[Dataset records]
---*---
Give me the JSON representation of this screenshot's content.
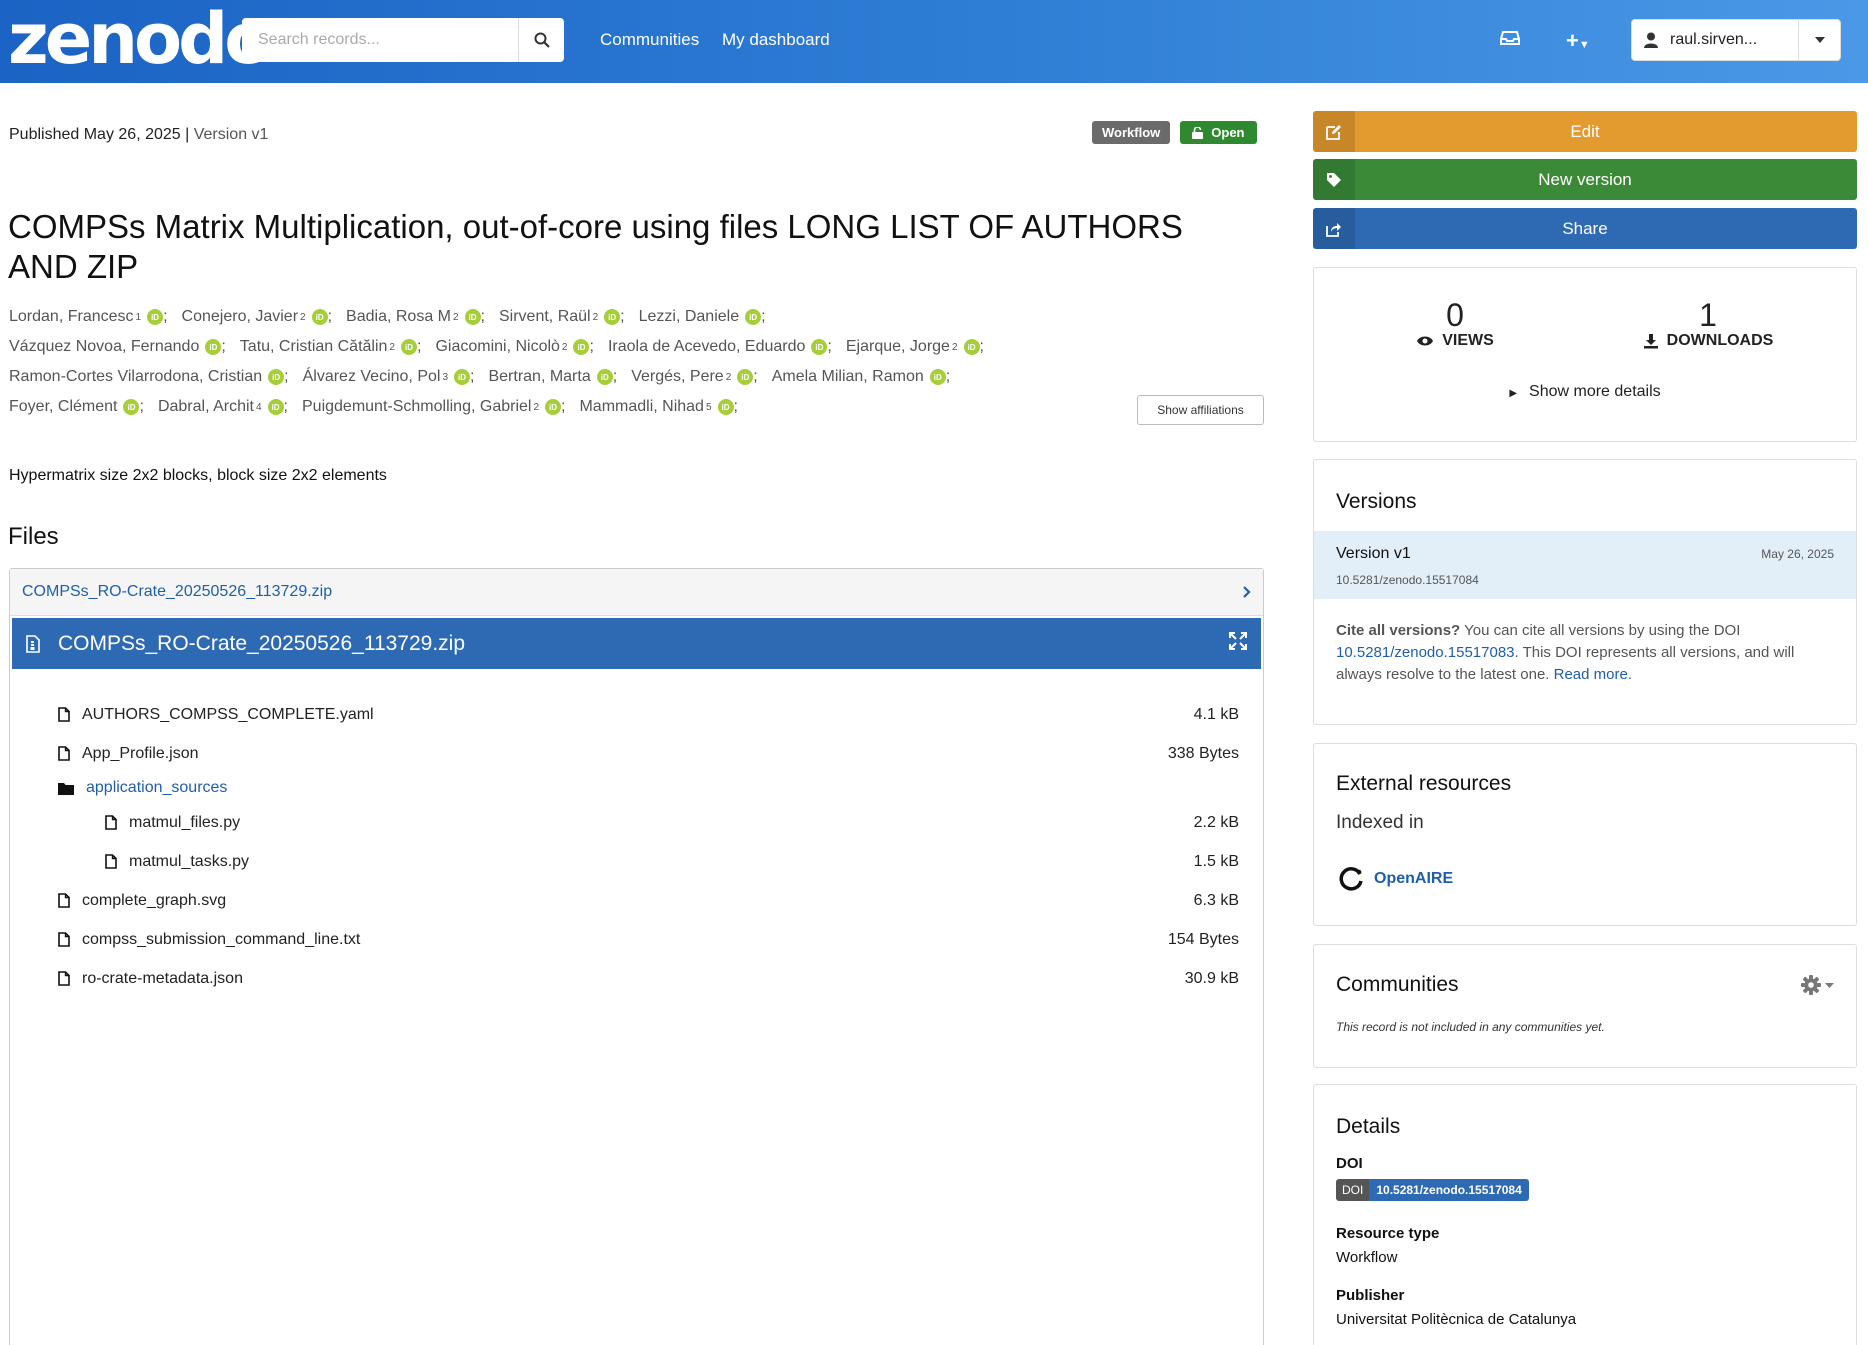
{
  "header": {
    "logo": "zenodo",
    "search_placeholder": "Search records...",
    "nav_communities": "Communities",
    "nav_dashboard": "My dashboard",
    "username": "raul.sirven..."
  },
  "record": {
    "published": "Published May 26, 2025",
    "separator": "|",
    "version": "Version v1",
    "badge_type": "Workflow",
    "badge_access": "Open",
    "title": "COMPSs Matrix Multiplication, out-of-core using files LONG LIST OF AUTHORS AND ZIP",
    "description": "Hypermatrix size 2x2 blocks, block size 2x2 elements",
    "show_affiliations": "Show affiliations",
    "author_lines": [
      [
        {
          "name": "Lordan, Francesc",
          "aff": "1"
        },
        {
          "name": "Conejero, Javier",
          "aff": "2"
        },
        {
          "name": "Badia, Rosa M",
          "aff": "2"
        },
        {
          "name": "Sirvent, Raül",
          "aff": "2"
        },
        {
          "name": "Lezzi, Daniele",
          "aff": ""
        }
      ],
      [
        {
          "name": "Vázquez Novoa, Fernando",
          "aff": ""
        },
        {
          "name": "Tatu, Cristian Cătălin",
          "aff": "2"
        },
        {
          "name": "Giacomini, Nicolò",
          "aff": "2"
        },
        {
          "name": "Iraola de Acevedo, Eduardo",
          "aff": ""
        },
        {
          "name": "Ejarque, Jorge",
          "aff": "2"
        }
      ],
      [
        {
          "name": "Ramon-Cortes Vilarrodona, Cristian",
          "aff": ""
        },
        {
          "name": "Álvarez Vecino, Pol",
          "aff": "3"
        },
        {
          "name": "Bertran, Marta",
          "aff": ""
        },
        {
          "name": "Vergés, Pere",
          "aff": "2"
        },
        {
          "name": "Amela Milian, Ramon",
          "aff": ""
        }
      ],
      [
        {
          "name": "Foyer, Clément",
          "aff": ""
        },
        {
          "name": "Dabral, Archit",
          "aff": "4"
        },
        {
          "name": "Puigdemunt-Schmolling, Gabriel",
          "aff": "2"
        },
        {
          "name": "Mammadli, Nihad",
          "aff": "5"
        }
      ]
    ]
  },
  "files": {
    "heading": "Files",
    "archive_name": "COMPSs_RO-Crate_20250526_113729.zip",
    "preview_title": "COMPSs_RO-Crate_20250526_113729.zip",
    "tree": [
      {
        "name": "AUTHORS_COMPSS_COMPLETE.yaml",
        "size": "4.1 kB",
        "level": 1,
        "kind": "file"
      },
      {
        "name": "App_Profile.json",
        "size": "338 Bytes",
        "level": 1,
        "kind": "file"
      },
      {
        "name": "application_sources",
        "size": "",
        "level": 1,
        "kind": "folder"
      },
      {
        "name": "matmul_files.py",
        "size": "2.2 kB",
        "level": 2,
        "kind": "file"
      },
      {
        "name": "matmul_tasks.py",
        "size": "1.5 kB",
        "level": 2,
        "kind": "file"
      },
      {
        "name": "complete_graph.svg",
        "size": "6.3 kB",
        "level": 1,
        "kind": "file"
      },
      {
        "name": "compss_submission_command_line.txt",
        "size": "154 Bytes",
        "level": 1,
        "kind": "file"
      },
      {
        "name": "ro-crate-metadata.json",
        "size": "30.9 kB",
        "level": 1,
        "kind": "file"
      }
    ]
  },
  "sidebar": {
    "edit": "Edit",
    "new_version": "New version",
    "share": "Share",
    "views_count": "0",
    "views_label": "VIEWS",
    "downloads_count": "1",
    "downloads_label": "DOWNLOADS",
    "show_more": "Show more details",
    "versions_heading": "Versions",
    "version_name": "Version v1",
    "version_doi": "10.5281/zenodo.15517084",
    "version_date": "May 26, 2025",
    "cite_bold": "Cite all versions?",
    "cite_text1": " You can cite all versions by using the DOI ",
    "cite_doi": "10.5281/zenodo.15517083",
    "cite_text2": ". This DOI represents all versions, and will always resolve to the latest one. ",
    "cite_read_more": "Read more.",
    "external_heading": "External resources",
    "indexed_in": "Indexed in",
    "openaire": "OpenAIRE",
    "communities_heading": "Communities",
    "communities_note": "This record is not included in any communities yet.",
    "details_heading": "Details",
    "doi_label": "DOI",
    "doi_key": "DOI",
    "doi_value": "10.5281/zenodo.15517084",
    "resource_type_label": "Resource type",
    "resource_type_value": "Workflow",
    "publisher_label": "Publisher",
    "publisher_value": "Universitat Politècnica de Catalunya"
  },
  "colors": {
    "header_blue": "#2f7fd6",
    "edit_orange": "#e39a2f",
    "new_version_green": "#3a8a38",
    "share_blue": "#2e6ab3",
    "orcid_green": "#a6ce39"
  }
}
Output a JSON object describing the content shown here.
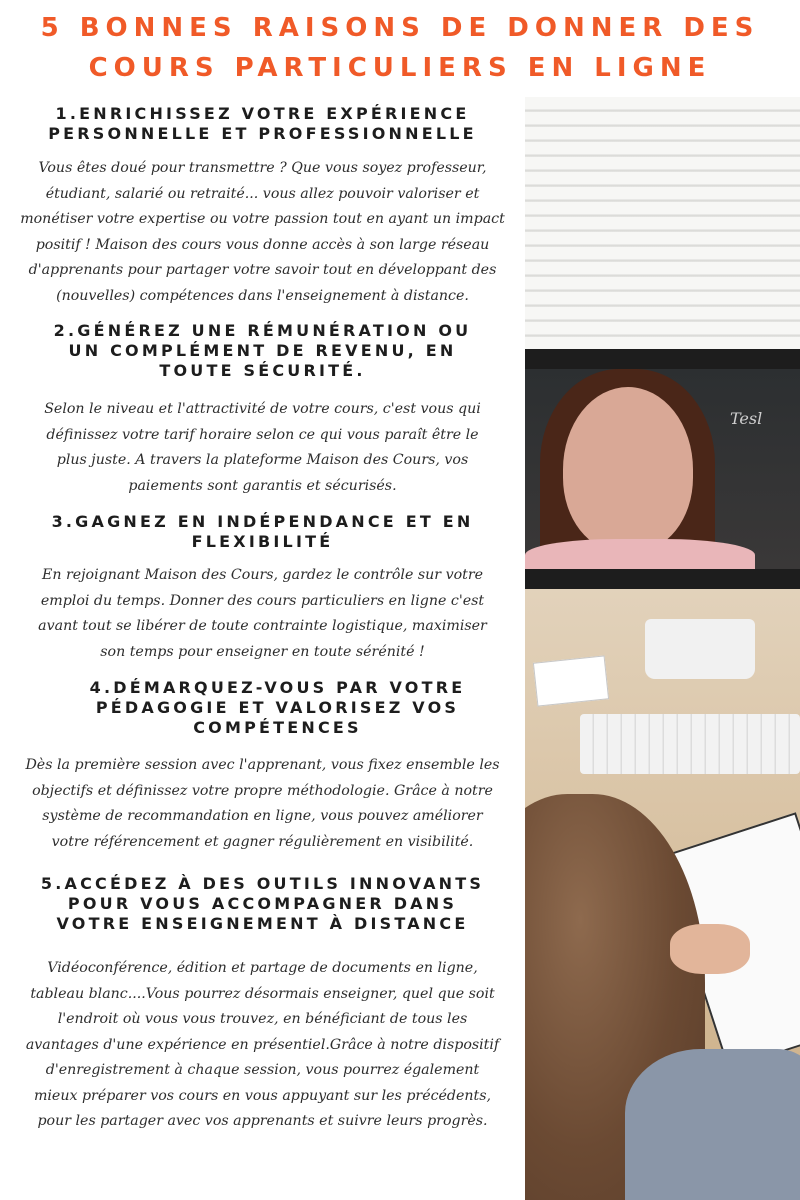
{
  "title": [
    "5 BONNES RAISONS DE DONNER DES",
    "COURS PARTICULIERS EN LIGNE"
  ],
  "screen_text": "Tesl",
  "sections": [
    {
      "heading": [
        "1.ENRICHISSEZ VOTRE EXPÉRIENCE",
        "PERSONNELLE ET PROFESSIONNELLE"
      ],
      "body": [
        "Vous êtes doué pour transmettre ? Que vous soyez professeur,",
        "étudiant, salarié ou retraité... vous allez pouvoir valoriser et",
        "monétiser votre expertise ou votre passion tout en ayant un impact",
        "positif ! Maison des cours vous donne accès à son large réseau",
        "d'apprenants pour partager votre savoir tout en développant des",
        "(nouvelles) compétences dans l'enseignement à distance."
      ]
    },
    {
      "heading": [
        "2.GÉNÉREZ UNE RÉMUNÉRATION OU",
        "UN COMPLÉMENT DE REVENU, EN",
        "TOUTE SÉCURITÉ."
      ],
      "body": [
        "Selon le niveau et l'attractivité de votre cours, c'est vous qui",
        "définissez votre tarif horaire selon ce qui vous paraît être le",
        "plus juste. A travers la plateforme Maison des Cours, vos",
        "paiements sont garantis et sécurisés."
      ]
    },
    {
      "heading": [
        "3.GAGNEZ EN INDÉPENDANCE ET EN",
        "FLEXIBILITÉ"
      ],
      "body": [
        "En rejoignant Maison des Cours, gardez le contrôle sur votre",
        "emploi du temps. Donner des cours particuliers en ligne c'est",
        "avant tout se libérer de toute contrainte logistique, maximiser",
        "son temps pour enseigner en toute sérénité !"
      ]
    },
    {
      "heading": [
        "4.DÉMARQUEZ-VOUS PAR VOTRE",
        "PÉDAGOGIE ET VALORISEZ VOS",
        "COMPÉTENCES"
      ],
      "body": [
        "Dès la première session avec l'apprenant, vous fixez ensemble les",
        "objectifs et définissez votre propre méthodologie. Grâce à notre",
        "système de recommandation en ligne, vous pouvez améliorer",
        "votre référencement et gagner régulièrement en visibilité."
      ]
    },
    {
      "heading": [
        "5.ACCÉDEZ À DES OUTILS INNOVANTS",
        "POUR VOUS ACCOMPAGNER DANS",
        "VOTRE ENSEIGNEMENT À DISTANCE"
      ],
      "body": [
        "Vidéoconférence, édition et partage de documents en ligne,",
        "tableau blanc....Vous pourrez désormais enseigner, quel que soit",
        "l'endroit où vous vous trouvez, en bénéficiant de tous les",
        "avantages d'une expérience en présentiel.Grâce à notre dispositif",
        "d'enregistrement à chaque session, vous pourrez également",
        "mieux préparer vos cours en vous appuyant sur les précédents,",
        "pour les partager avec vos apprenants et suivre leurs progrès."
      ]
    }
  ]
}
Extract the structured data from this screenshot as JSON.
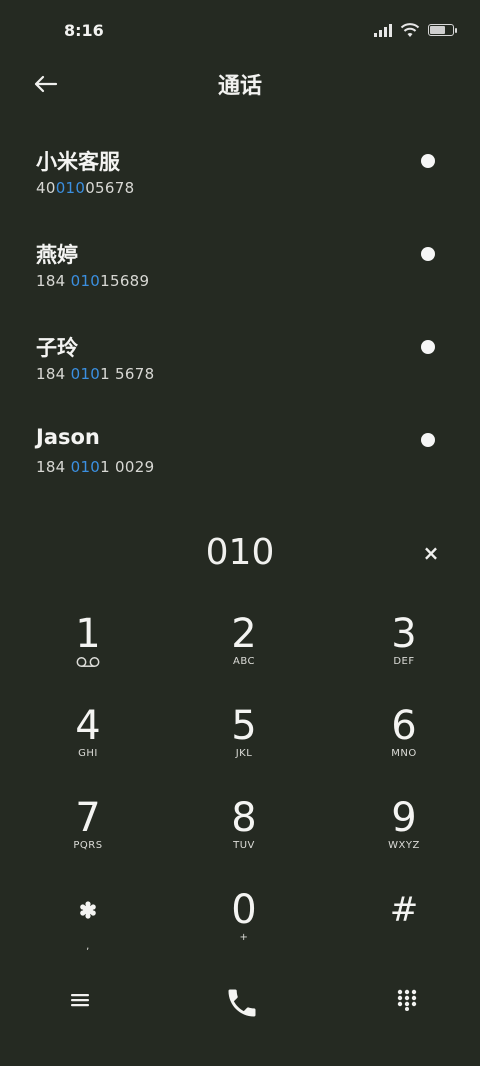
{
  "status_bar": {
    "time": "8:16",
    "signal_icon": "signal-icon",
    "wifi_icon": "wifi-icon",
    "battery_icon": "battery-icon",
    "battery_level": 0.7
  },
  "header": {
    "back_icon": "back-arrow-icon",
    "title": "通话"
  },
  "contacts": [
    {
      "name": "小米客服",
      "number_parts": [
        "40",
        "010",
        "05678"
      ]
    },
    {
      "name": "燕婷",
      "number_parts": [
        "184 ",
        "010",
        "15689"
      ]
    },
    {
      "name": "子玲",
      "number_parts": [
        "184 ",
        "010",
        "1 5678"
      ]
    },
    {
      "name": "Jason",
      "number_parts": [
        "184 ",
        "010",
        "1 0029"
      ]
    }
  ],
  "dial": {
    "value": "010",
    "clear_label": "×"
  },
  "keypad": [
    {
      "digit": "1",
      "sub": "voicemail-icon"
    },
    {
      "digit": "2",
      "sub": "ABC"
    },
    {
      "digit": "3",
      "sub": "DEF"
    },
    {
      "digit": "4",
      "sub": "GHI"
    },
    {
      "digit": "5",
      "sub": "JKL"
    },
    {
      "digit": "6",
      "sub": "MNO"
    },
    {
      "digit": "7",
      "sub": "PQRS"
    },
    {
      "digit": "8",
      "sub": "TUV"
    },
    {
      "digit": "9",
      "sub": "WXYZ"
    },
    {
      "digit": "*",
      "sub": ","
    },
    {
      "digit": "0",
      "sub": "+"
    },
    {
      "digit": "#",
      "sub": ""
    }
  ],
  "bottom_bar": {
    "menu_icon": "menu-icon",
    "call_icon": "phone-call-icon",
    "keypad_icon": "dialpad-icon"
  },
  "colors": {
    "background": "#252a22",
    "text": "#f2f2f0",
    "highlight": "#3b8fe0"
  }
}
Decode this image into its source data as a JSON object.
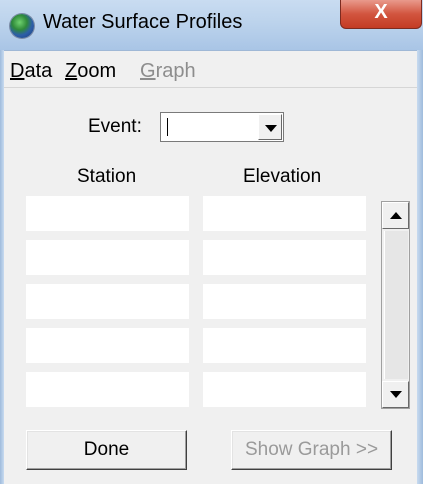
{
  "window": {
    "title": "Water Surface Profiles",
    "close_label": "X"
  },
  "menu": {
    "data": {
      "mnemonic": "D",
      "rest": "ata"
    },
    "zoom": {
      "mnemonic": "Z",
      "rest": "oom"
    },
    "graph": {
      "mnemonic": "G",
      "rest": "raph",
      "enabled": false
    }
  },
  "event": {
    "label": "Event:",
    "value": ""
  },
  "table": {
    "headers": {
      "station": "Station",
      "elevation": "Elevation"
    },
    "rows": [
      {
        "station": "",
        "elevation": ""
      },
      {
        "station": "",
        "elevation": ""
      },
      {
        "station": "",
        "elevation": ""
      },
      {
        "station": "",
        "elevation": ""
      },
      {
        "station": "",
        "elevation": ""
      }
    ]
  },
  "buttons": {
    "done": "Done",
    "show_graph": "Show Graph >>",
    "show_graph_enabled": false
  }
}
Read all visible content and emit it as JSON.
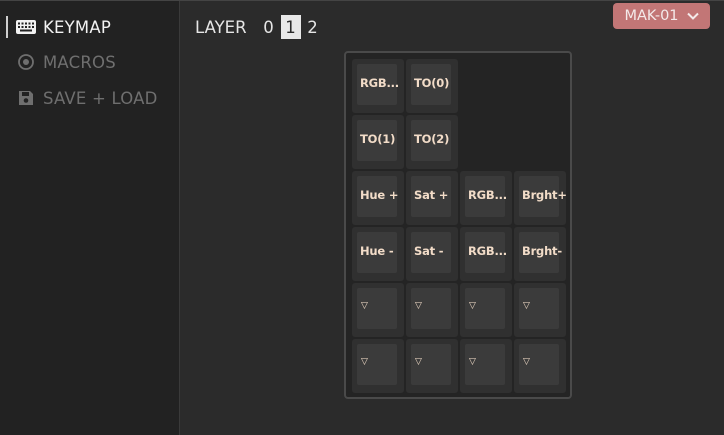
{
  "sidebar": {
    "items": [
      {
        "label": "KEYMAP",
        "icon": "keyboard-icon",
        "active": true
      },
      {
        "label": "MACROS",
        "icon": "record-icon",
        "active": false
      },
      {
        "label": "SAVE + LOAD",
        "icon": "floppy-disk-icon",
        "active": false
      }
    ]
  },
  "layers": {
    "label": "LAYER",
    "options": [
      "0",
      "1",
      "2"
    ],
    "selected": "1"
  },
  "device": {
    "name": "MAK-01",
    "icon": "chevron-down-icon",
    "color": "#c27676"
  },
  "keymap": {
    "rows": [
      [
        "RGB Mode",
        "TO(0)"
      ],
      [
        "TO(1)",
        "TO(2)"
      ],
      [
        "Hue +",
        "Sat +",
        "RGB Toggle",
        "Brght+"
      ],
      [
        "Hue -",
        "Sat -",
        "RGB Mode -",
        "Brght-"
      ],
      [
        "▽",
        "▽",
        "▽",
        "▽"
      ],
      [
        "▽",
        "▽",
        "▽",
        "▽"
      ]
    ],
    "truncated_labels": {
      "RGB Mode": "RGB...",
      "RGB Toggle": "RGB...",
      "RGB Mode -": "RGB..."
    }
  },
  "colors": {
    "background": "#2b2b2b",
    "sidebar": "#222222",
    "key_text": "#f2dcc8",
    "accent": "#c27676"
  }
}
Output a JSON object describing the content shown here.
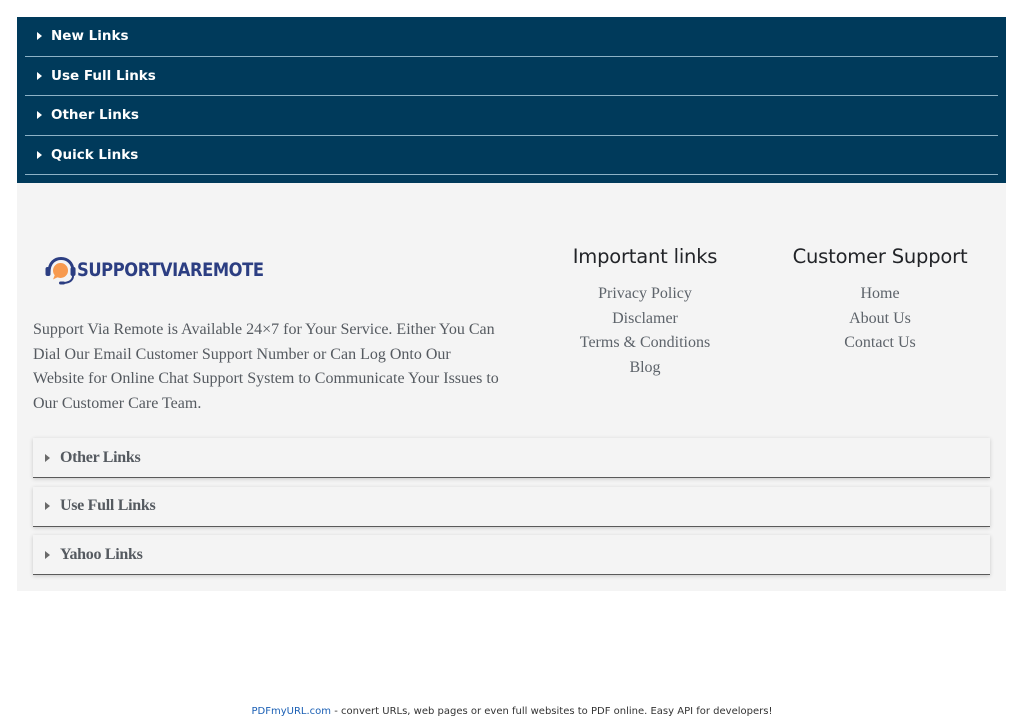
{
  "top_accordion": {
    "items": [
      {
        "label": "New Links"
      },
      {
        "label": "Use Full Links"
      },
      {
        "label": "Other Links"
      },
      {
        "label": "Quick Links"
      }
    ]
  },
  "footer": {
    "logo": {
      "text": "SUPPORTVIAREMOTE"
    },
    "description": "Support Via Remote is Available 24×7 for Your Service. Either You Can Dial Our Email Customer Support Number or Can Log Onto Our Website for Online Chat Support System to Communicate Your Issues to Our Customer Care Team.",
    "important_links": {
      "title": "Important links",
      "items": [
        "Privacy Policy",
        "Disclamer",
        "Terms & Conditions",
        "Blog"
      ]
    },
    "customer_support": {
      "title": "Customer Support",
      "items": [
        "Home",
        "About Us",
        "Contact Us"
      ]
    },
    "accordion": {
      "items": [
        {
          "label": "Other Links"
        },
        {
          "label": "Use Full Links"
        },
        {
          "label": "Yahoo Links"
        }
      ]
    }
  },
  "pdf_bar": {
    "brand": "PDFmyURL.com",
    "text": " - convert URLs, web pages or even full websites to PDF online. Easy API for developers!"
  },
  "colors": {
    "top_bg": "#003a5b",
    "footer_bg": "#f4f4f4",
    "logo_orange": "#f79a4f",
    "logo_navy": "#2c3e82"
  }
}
---*---
→ **Exercise task**: Pick out the lines above that hold the string "enseigner" and show them.

→ **The result**:
        "son temps pour enseigner en toute sérénité !"
        "tableau blanc....Vous pourrez désormais enseigner, quel que soit",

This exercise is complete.